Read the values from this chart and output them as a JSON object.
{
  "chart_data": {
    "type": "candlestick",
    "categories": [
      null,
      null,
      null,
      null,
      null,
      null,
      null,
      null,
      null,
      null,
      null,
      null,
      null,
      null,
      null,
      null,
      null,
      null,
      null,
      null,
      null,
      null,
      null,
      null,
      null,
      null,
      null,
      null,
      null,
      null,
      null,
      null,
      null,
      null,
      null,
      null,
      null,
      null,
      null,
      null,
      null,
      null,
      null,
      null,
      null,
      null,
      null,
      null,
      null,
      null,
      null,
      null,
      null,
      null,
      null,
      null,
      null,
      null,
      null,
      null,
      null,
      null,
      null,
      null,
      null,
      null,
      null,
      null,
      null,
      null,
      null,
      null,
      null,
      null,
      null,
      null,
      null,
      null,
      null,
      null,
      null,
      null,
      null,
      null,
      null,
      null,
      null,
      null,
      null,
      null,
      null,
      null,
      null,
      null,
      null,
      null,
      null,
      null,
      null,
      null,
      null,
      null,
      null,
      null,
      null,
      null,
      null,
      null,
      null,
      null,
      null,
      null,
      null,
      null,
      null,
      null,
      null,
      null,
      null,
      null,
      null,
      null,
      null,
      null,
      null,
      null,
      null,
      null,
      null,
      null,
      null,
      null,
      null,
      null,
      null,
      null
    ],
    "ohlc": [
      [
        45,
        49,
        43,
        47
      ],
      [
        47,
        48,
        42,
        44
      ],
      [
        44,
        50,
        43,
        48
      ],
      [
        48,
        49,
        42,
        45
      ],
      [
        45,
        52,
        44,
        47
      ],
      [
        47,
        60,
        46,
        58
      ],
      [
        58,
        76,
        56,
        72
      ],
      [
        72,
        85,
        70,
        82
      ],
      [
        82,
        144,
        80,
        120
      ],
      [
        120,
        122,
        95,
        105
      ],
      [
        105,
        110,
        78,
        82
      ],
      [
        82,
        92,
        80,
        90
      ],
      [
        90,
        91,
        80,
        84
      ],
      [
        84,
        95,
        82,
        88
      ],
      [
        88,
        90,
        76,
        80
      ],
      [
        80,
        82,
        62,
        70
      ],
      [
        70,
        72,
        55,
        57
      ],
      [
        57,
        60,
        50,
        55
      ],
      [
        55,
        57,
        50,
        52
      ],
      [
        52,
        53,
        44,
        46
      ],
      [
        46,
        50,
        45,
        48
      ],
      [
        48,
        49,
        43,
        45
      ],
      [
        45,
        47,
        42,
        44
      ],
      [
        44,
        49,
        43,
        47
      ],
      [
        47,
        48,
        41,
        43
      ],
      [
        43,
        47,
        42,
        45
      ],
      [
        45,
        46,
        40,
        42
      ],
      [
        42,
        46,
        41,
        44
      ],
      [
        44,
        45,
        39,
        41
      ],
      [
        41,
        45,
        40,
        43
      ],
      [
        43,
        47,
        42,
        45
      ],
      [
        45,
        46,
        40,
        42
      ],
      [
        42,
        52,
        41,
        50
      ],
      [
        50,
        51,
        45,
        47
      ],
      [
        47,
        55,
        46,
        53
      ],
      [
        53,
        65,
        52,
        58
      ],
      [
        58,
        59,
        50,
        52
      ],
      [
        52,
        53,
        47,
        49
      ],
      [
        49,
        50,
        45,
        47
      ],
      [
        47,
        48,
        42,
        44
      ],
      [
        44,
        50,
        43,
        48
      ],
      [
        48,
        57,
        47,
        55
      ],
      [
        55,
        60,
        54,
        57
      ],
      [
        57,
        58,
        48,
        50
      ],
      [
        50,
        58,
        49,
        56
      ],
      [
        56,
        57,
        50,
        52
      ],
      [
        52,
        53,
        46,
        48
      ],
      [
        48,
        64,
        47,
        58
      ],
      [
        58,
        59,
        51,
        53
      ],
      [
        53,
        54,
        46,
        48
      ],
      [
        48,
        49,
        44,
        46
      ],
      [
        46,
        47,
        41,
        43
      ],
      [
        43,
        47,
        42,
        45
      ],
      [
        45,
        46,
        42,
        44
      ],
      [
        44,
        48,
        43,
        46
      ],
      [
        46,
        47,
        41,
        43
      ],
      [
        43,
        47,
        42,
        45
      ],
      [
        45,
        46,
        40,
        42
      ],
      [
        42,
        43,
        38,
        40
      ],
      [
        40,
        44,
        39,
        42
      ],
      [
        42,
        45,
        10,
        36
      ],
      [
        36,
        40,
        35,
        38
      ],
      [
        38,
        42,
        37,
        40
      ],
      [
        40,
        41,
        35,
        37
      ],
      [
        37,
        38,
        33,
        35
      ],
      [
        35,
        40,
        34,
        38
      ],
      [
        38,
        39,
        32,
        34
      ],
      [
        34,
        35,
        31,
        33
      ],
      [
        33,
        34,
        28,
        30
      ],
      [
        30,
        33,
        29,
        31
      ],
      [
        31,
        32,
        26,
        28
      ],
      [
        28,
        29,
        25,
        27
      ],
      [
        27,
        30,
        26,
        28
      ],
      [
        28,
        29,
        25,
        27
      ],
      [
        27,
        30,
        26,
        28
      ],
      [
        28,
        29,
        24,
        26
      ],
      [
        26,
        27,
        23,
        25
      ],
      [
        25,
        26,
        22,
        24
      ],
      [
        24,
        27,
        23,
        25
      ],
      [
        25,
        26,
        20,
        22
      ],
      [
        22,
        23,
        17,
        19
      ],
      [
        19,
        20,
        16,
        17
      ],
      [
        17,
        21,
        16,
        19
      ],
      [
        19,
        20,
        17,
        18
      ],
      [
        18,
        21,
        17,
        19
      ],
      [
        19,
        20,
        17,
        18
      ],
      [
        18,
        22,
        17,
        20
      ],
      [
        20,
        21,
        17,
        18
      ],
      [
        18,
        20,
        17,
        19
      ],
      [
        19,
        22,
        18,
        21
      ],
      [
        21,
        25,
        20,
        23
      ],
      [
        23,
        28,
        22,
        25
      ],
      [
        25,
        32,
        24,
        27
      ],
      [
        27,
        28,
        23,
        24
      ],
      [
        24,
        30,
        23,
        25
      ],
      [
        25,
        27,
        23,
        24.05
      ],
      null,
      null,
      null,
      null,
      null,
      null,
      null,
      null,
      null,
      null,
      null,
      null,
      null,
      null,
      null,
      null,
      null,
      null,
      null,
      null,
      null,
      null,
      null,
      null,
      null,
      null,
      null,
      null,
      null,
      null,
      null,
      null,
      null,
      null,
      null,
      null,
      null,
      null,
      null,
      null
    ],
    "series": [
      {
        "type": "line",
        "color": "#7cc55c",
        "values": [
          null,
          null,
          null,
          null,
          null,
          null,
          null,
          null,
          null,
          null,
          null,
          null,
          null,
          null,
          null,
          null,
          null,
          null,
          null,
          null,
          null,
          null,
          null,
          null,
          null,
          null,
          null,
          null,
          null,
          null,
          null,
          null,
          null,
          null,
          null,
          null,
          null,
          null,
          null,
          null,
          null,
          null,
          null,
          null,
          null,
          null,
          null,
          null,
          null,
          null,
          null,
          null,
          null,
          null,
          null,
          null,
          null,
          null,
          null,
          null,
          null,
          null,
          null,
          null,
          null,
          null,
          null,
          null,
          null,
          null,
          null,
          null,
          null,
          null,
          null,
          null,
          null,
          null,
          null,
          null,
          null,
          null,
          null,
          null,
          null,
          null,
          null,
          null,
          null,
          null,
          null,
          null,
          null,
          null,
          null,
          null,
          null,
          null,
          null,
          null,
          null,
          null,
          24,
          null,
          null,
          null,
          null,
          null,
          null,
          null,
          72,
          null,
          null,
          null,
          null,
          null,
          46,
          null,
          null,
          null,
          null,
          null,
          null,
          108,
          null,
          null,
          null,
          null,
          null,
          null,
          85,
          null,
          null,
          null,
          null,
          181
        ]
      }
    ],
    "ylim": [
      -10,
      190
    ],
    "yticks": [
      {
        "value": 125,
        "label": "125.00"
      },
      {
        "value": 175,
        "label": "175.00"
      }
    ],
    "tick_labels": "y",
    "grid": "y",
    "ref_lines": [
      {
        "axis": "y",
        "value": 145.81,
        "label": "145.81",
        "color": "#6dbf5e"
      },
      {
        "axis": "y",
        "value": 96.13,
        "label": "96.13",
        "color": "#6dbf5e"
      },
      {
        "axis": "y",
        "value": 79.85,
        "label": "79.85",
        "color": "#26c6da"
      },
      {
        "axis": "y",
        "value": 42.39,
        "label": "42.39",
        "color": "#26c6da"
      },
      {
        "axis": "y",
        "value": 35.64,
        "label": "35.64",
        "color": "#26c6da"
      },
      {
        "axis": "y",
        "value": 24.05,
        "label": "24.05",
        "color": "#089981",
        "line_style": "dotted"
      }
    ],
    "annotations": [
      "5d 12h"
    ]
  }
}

━━━━━━━━━━━━━━━━━━━━━━━━━━━━━━

WHAT IS NEEDED: Tally how many lines in the material above hold the word "values". Write only that number.

TASK RESPONSE: 2